• EXCERPT:
◆ ◆ ◆ ◆
Coushatta Bayou Land Co. v. Goodrich Petroleum Co. (In re Goodrich Petroleum Corp.)

Decision Date20 March 2019
Docket NumberADVERSARY NO. 18-03005,CASE NO: 16-31975
Citation600 B.R. 361
Parties IN RE: GOODRICH PETROLEUM CORPORATION, et al, Debtors Coushatta Bayou Land Company LLC, Plaintiff v. Goodrich Petroleum Company LLC, et al, Defendants
CourtU.S. Bankruptcy Court — Southern District of Texas

William Alan Pesnell, The Pesnell Law Firm, New Orleans, LA, for Plaintiff.

Nugent D. Beaty, Jesse Rucker Pierce, Pierce O'Neill LLP, John F Higgins, IV, Jonna Noel Summers, Porter Hedges LLP, Houston, TX, Frank C. Brame, Attorney at Law, Dallas, TX, for Defendants.
◆ ◆ ◆ ◆
• YOUR TASKS:
a: Reproduce the Goodrich Petroleum case header word for word, starting at the words "Nugent D. Beaty, Jesse" and ending after "TX, for Defendants.".
b: Continue the Goodrich Petroleum case header past its final line.

Listings of element locations:
◆ ◆ ◆ ◆
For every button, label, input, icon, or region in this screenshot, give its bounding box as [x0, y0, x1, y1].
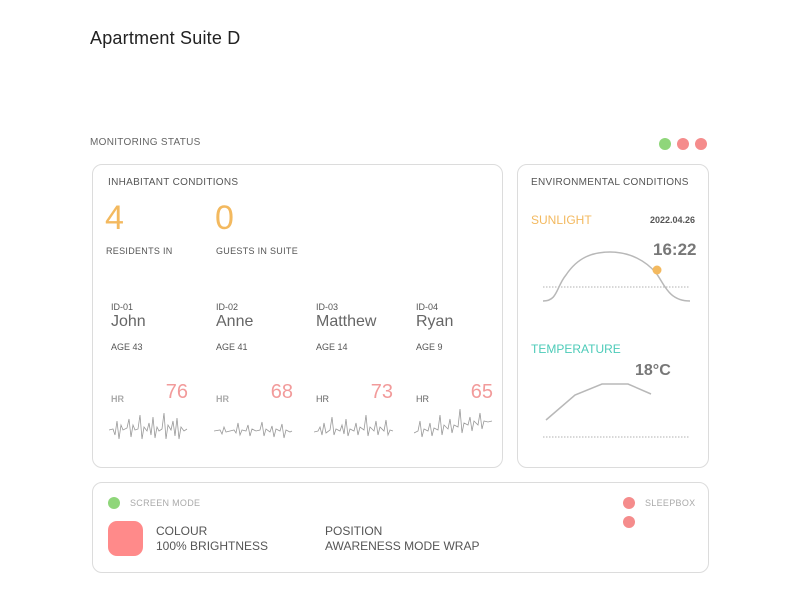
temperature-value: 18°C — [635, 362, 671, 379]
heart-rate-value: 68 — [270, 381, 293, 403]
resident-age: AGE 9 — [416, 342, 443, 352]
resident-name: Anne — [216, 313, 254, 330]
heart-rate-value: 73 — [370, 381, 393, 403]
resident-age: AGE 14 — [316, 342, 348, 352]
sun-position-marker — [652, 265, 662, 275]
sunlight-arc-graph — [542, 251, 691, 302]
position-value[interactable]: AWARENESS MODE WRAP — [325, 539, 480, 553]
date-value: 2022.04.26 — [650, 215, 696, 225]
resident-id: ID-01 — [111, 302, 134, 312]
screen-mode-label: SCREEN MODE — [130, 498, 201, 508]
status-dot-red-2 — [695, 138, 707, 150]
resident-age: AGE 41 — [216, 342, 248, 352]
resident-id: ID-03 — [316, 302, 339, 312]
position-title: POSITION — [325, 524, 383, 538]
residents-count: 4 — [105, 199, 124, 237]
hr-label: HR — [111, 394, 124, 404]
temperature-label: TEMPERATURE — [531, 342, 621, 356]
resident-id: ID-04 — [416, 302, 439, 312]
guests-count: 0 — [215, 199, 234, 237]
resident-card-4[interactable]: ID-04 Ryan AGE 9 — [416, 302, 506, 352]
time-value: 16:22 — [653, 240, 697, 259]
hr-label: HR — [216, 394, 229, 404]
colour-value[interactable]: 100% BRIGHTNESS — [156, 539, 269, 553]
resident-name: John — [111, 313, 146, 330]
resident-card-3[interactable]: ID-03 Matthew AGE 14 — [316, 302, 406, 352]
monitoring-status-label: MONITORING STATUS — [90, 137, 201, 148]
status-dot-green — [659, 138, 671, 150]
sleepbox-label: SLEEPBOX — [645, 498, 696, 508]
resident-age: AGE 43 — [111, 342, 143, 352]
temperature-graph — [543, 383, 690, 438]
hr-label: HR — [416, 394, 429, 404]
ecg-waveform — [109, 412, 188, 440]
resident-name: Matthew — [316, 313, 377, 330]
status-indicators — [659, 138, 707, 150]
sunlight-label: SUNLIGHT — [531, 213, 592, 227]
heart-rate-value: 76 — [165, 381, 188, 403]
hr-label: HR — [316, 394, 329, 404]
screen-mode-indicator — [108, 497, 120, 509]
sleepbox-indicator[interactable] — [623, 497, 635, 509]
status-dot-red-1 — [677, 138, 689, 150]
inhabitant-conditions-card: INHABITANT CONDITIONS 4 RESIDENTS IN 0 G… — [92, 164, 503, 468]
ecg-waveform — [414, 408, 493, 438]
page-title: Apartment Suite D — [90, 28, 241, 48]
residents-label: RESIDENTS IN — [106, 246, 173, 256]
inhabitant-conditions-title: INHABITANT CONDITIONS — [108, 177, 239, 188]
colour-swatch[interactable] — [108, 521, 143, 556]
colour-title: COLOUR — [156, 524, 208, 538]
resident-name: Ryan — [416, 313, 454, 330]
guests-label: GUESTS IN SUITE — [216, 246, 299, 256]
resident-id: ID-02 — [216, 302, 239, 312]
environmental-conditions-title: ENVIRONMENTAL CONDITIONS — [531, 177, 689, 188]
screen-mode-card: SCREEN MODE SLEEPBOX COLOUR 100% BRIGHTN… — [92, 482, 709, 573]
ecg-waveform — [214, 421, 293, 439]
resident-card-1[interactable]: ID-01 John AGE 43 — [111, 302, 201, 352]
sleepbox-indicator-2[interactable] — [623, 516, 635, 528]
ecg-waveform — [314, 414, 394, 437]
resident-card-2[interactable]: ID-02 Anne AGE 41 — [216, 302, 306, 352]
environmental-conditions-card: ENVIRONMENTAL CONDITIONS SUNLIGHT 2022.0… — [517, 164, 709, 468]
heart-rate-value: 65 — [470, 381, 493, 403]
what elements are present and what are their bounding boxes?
◆ ◆ ◆ ◆
• EXPECTED RESPONSES:
a:
Nugent D. Beaty, Jesse Rucker Pierce, Pierce O'Neill LLP, John F Higgins, IV, Jonna Noel Summers, Porter Hedges LLP, Houston, TX, Frank C. Brame, Attorney at Law, Dallas, TX, for Defendants.

b:
MEMORANDUM OPINION

Marvin Isgur, UNITED STATES BANKRUPTCY JUDGE

Coushatta Bayou Land Company, LLC entered into a mineral lease with Goodrich Petroleum Company, LLC in February 2010. (ECF No. 39-2 at 8 ). The terms of the lease provided Coushatta with royalty payments that are free from the costs of production. However, the royalty clause contains an exception: the parties must share production costs from "unaffiliated third parties" in which Goodrich does not have a "beneficial interest." (ECF No. 38 at 4 ). Coushatta and Goodrich dispute the interpretation of this provision. Coushatta argues that its royalty payments are free from the costs of operating wells on the property, while Goodrich claims Coushatta must share operating expenses because they arise from an unaffiliated third party. (ECF Nos. 38 at 2–3; 39-2 at 8).

Goodrich's motion for summary judgment is granted. Coushatta's motion for summary judgment is denied.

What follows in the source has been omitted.